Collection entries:
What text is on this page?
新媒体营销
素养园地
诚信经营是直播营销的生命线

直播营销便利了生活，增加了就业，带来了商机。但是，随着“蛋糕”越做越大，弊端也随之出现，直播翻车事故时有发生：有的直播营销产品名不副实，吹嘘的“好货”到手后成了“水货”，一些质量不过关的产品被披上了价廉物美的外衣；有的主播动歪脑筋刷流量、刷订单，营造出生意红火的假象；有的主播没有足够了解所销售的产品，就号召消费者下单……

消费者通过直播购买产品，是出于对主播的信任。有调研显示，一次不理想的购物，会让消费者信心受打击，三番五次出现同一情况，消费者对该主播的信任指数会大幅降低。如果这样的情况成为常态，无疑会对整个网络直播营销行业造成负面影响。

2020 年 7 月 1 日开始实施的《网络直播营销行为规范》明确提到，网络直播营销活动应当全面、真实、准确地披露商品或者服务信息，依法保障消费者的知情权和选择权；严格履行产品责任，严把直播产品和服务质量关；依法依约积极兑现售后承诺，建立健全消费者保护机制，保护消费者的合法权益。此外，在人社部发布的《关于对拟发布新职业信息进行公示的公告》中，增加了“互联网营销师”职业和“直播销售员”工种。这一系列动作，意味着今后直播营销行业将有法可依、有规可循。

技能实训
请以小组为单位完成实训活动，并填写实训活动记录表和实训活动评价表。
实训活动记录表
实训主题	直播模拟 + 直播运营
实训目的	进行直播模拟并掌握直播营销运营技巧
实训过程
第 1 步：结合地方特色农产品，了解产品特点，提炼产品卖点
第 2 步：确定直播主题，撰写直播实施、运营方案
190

Goal: Every entry should be output exactly as written, please.

Problem solution:
What text is on this page?
新媒体营销
素养园地
诚信经营是直播营销的生命线

直播营销便利了生活，增加了就业，带来了商机。但是，随着“蛋糕”越做越大，弊端也随之出现，直播翻车事故时有发生：有的直播营销产品名不副实，吹嘘的“好货”到手后成了“水货”，一些质量不过关的产品被披上了价廉物美的外衣；有的主播动歪脑筋刷流量、刷订单，营造出生意红火的假象；有的主播没有足够了解所销售的产品，就号召消费者下单……

消费者通过直播购买产品，是出于对主播的信任。有调研显示，一次不理想的购物，会让消费者信心受打击，三番五次出现同一情况，消费者对该主播的信任指数会大幅降低。如果这样的情况成为常态，无疑会对整个网络直播营销行业造成负面影响。

2020 年 7 月 1 日开始实施的《网络直播营销行为规范》明确提到，网络直播营销活动应当全面、真实、准确地披露商品或者服务信息，依法保障消费者的知情权和选择权；严格履行产品责任，严把直播产品和服务质量关；依法依约积极兑现售后承诺，建立健全消费者保护机制，保护消费者的合法权益。此外，在人社部发布的《关于对拟发布新职业信息进行公示的公告》中，增加了“互联网营销师”职业和“直播销售员”工种。这一系列动作，意味着今后直播营销行业将有法可依、有规可循。

技能实训
请以小组为单位完成实训活动，并填写实训活动记录表和实训活动评价表。
实训活动记录表
实训主题	直播模拟 + 直播运营
实训目的	进行直播模拟并掌握直播营销运营技巧
实训过程
第 1 步：结合地方特色农产品，了解产品特点，提炼产品卖点
第 2 步：确定直播主题，撰写直播实施、运营方案
190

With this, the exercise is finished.